Short task: Provide only the number of lines in the data below that contain the word "Único".

Dataset items:
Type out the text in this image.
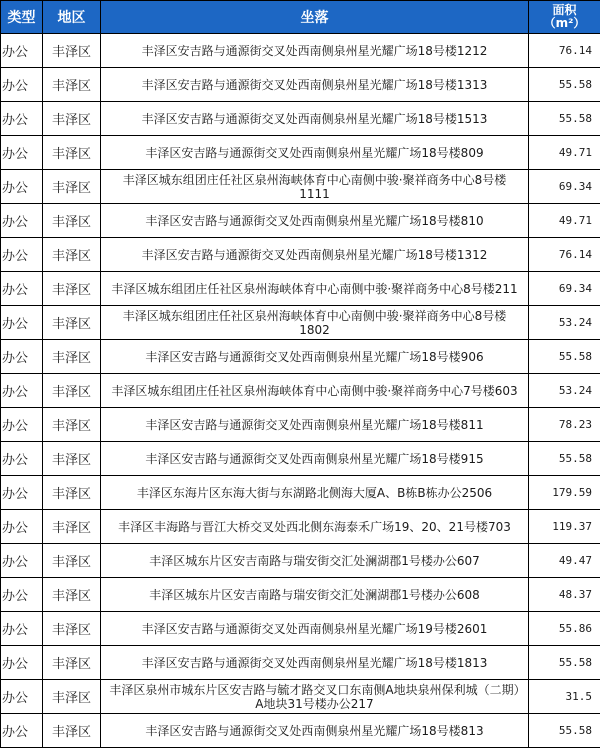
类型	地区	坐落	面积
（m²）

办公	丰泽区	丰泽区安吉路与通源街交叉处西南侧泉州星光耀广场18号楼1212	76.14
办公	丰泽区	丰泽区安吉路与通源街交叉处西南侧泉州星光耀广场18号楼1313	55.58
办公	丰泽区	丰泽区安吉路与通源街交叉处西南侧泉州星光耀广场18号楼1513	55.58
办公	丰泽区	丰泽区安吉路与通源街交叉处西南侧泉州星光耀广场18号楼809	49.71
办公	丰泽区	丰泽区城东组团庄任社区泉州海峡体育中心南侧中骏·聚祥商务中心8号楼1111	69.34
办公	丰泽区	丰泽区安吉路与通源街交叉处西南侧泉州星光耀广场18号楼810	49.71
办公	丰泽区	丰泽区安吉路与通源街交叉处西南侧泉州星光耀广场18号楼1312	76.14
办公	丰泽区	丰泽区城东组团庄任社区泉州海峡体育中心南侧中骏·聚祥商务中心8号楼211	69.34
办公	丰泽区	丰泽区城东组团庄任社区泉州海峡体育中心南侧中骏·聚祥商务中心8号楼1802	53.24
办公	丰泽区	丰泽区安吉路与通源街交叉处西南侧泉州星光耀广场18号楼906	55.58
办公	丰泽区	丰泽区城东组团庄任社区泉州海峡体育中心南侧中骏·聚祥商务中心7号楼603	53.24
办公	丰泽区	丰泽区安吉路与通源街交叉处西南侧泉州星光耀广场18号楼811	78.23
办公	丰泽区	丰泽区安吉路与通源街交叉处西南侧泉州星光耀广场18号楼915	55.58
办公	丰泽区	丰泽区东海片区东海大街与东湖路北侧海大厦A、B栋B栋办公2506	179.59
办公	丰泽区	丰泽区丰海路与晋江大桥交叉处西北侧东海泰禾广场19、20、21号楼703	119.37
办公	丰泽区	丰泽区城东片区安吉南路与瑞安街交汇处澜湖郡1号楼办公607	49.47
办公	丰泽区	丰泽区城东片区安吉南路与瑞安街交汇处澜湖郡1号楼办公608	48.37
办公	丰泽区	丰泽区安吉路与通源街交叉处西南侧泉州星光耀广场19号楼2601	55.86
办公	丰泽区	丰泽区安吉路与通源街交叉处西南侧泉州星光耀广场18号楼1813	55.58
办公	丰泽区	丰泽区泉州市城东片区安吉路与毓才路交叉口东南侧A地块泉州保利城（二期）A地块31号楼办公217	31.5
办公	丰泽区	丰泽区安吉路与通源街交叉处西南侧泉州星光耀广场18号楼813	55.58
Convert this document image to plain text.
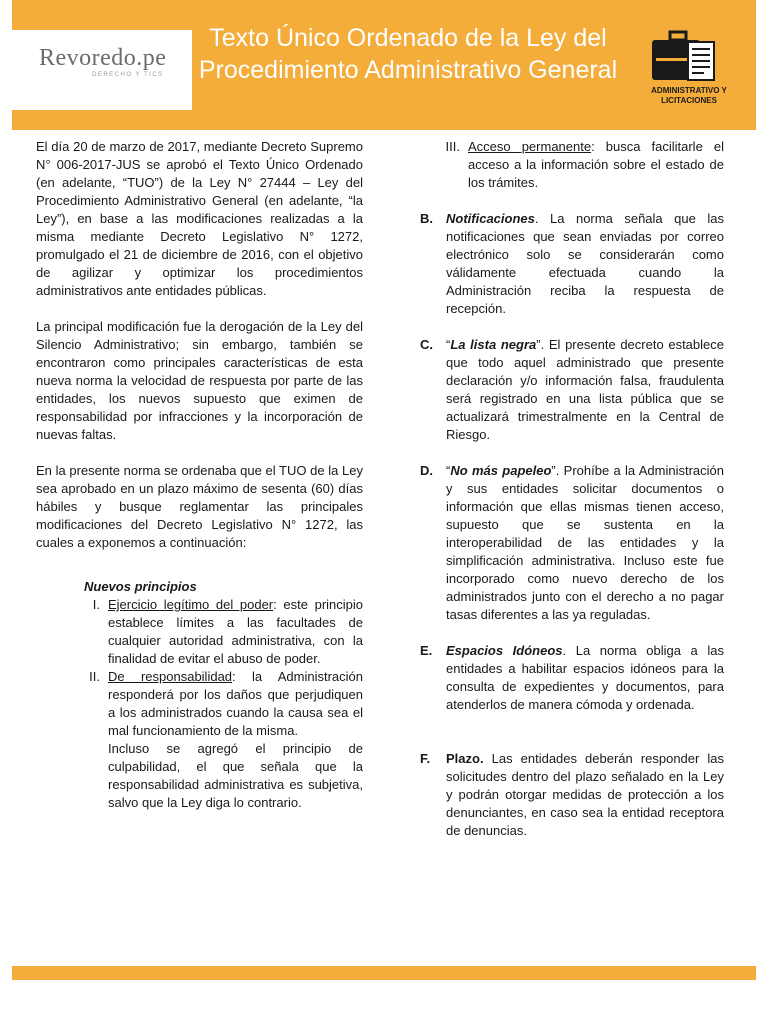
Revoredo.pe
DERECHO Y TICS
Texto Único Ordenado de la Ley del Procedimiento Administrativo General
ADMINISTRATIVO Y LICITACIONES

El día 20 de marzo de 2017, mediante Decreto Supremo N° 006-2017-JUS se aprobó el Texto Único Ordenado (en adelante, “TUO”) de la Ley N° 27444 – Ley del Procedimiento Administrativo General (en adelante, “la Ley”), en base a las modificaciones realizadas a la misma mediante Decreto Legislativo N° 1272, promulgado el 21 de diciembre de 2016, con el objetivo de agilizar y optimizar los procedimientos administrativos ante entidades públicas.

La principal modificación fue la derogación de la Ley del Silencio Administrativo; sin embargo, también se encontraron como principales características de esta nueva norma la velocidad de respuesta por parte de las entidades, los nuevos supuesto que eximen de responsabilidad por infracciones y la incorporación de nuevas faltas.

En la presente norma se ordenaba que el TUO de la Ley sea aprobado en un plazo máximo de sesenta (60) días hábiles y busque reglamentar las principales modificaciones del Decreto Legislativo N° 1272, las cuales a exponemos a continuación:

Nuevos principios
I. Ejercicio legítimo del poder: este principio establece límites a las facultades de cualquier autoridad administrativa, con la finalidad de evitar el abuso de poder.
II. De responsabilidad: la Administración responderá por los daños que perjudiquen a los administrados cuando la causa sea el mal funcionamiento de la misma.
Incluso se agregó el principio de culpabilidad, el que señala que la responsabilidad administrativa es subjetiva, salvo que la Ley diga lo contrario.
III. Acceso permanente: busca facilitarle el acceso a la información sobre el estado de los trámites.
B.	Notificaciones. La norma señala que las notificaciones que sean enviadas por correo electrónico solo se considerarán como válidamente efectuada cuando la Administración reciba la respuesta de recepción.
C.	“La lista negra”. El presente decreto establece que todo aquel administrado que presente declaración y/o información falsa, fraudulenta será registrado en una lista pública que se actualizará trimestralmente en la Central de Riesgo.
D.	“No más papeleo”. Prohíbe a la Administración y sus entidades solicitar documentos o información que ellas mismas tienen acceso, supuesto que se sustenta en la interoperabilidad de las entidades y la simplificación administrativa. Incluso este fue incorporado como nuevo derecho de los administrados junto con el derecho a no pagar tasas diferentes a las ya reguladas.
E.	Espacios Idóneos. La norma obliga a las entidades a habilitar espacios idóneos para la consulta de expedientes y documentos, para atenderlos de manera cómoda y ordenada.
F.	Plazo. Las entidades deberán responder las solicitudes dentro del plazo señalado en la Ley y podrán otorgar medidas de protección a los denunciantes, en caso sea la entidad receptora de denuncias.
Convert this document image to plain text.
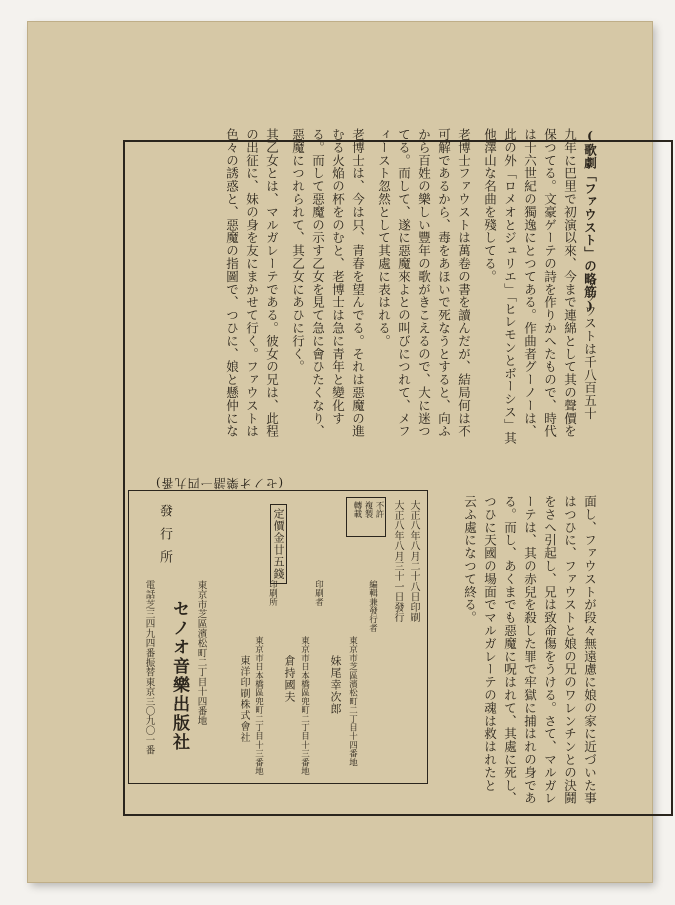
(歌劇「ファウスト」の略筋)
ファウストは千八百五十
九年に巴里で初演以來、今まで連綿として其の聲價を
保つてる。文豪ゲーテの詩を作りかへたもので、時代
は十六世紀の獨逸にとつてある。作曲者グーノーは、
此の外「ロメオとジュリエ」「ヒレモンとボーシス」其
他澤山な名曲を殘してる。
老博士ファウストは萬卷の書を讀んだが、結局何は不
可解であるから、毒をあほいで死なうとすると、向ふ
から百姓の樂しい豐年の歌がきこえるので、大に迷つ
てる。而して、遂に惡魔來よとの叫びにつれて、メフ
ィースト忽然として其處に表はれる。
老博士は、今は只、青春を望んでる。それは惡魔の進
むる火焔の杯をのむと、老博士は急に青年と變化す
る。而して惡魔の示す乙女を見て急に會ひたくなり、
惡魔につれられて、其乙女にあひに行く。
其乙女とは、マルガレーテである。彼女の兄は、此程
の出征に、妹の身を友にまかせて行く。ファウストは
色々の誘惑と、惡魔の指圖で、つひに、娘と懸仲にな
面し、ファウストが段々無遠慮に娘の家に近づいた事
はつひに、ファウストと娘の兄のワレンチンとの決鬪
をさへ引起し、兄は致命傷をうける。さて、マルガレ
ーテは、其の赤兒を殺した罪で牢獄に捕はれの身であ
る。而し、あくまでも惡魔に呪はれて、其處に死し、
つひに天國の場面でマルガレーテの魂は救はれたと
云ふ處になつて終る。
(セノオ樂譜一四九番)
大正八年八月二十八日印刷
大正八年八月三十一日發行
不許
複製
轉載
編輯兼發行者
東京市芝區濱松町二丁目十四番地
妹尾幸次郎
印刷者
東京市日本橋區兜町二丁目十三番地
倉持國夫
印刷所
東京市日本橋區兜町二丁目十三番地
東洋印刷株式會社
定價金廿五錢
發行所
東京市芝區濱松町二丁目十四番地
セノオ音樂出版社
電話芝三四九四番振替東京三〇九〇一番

Answer to this task: 2